* start Data section *

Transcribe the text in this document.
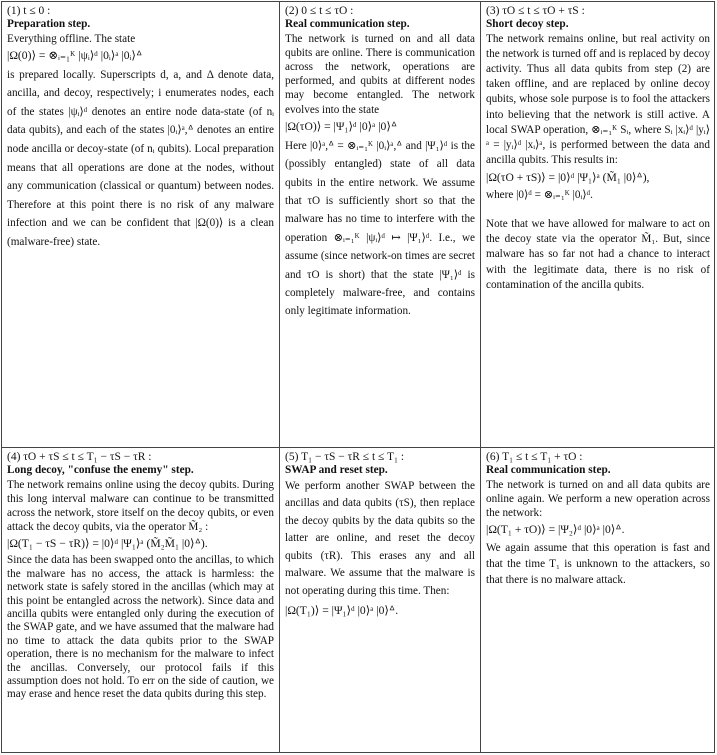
(1) t ≤ 0 :
Preparation step.

Everything offline. The state

|Ω(0)⟩ = ⊗ᵢ₌₁ᴷ |ψᵢ⟩ᵈ |0ᵢ⟩ᵃ |0ᵢ⟩ᐞ

is prepared locally. Superscripts d, a, and Δ denote data, ancilla, and decoy, respectively; i enumerates nodes, each of the states |ψᵢ⟩ᵈ denotes an entire node data-state (of nᵢ data qubits), and each of the states |0ᵢ⟩ᵃ,ᐞ denotes an entire node ancilla or decoy-state (of nᵢ qubits). Local preparation means that all operations are done at the nodes, without any communication (classical or quantum) between nodes. Therefore at this point there is no risk of any malware infection and we can be confident that |Ω(0)⟩ is a clean (malware-free) state.

(2) 0 ≤ t ≤ τO :
Real communication step.

The network is turned on and all data qubits are online. There is communication across the network, operations are performed, and qubits at different nodes may become entangled. The network evolves into the state

|Ω(τO)⟩ = |Ψ₁⟩ᵈ |0⟩ᵃ |0⟩ᐞ

Here |0⟩ᵃ,ᐞ = ⊗ᵢ₌₁ᴷ |0ᵢ⟩ᵃ,ᐞ and |Ψ₁⟩ᵈ is the (possibly entangled) state of all data qubits in the entire network. We assume that τO is sufficiently short so that the malware has no time to interfere with the operation ⊗ᵢ₌₁ᴷ |ψᵢ⟩ᵈ ↦ |Ψ₁⟩ᵈ. I.e., we assume (since network-on times are secret and τO is short) that the state |Ψ₁⟩ᵈ is completely malware-free, and contains only legitimate information.

(3) τO ≤ t ≤ τO + τS :
Short decoy step.

The network remains online, but real activity on the network is turned off and is replaced by decoy activity. Thus all data qubits from step (2) are taken offline, and are replaced by online decoy qubits, whose sole purpose is to fool the attackers into believing that the network is still active. A local SWAP operation, ⊗ᵢ₌₁ᴷ Sᵢ, where Sᵢ |xᵢ⟩ᵈ |yᵢ⟩ᵃ = |yᵢ⟩ᵈ |xᵢ⟩ᵃ, is performed between the data and ancilla qubits. This results in:

|Ω(τO + τS)⟩ = |0⟩ᵈ |Ψ₁⟩ᵃ (M̃₁ |0⟩ᐞ),

where |0⟩ᵈ = ⊗ᵢ₌₁ᴷ |0ᵢ⟩ᵈ.

Note that we have allowed for malware to act on the decoy state via the operator M̃₁. But, since malware has so far not had a chance to interact with the legitimate data, there is no risk of contamination of the ancilla qubits.

(4) τO + τS ≤ t ≤ T₁ − τS − τR :
Long decoy, "confuse the enemy" step.

The network remains online using the decoy qubits. During this long interval malware can continue to be transmitted across the network, store itself on the decoy qubits, or even attack the decoy qubits, via the operator M̃₂ :

|Ω(T₁ − τS − τR)⟩ = |0⟩ᵈ |Ψ₁⟩ᵃ (M̃₂M̃₁ |0⟩ᐞ).

Since the data has been swapped onto the ancillas, to which the malware has no access, the attack is harmless: the network state is safely stored in the ancillas (which may at this point be entangled across the network). Since data and ancilla qubits were entangled only during the execution of the SWAP gate, and we have assumed that the malware had no time to attack the data qubits prior to the SWAP operation, there is no mechanism for the malware to infect the ancillas. Conversely, our protocol fails if this assumption does not hold. To err on the side of caution, we may erase and hence reset the data qubits during this step.

(5) T₁ − τS − τR ≤ t ≤ T₁ :
SWAP and reset step.

We perform another SWAP between the ancillas and data qubits (τS), then replace the decoy qubits by the data qubits so the latter are online, and reset the decoy qubits (τR). This erases any and all malware. We assume that the malware is not operating during this time. Then:

|Ω(T₁)⟩ = |Ψ₁⟩ᵈ |0⟩ᵃ |0⟩ᐞ.
(6) T₁ ≤ t ≤ T₁ + τO :
Real communication step.

The network is turned on and all data qubits are online again. We perform a new operation across the network:

|Ω(T₁ + τO)⟩ = |Ψ₂⟩ᵈ |0⟩ᵃ |0⟩ᐞ.

We again assume that this operation is fast and that the time T₁ is unknown to the attackers, so that there is no malware attack.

* end Data section *

Exercise instructions: Output every entry word for word, but omit the pictures.

Task result:
Transcribe the text in this document.
(1) t ≤ 0 :
Preparation step.

Everything offline. The state

|Ω(0)⟩ = ⊗ᵢ₌₁ᴷ |ψᵢ⟩ᵈ |0ᵢ⟩ᵃ |0ᵢ⟩ᐞ

is prepared locally. Superscripts d, a, and Δ denote data, ancilla, and decoy, respectively; i enumerates nodes, each of the states |ψᵢ⟩ᵈ denotes an entire node data-state (of nᵢ data qubits), and each of the states |0ᵢ⟩ᵃ,ᐞ denotes an entire node ancilla or decoy-state (of nᵢ qubits). Local preparation means that all operations are done at the nodes, without any communication (classical or quantum) between nodes. Therefore at this point there is no risk of any malware infection and we can be confident that |Ω(0)⟩ is a clean (malware-free) state.

(2) 0 ≤ t ≤ τO :
Real communication step.

The network is turned on and all data qubits are online. There is communication across the network, operations are performed, and qubits at different nodes may become entangled. The network evolves into the state

|Ω(τO)⟩ = |Ψ₁⟩ᵈ |0⟩ᵃ |0⟩ᐞ

Here |0⟩ᵃ,ᐞ = ⊗ᵢ₌₁ᴷ |0ᵢ⟩ᵃ,ᐞ and |Ψ₁⟩ᵈ is the (possibly entangled) state of all data qubits in the entire network. We assume that τO is sufficiently short so that the malware has no time to interfere with the operation ⊗ᵢ₌₁ᴷ |ψᵢ⟩ᵈ ↦ |Ψ₁⟩ᵈ. I.e., we assume (since network-on times are secret and τO is short) that the state |Ψ₁⟩ᵈ is completely malware-free, and contains only legitimate information.

(3) τO ≤ t ≤ τO + τS :
Short decoy step.

The network remains online, but real activity on the network is turned off and is replaced by decoy activity. Thus all data qubits from step (2) are taken offline, and are replaced by online decoy qubits, whose sole purpose is to fool the attackers into believing that the network is still active. A local SWAP operation, ⊗ᵢ₌₁ᴷ Sᵢ, where Sᵢ |xᵢ⟩ᵈ |yᵢ⟩ᵃ = |yᵢ⟩ᵈ |xᵢ⟩ᵃ, is performed between the data and ancilla qubits. This results in:

|Ω(τO + τS)⟩ = |0⟩ᵈ |Ψ₁⟩ᵃ (M̃₁ |0⟩ᐞ),

where |0⟩ᵈ = ⊗ᵢ₌₁ᴷ |0ᵢ⟩ᵈ.

Note that we have allowed for malware to act on the decoy state via the operator M̃₁. But, since malware has so far not had a chance to interact with the legitimate data, there is no risk of contamination of the ancilla qubits.

(4) τO + τS ≤ t ≤ T₁ − τS − τR :
Long decoy, "confuse the enemy" step.

The network remains online using the decoy qubits. During this long interval malware can continue to be transmitted across the network, store itself on the decoy qubits, or even attack the decoy qubits, via the operator M̃₂ :

|Ω(T₁ − τS − τR)⟩ = |0⟩ᵈ |Ψ₁⟩ᵃ (M̃₂M̃₁ |0⟩ᐞ).

Since the data has been swapped onto the ancillas, to which the malware has no access, the attack is harmless: the network state is safely stored in the ancillas (which may at this point be entangled across the network). Since data and ancilla qubits were entangled only during the execution of the SWAP gate, and we have assumed that the malware had no time to attack the data qubits prior to the SWAP operation, there is no mechanism for the malware to infect the ancillas. Conversely, our protocol fails if this assumption does not hold. To err on the side of caution, we may erase and hence reset the data qubits during this step.

(5) T₁ − τS − τR ≤ t ≤ T₁ :
SWAP and reset step.

We perform another SWAP between the ancillas and data qubits (τS), then replace the decoy qubits by the data qubits so the latter are online, and reset the decoy qubits (τR). This erases any and all malware. We assume that the malware is not operating during this time. Then:

|Ω(T₁)⟩ = |Ψ₁⟩ᵈ |0⟩ᵃ |0⟩ᐞ.
(6) T₁ ≤ t ≤ T₁ + τO :
Real communication step.

The network is turned on and all data qubits are online again. We perform a new operation across the network:

|Ω(T₁ + τO)⟩ = |Ψ₂⟩ᵈ |0⟩ᵃ |0⟩ᐞ.

We again assume that this operation is fast and that the time T₁ is unknown to the attackers, so that there is no malware attack.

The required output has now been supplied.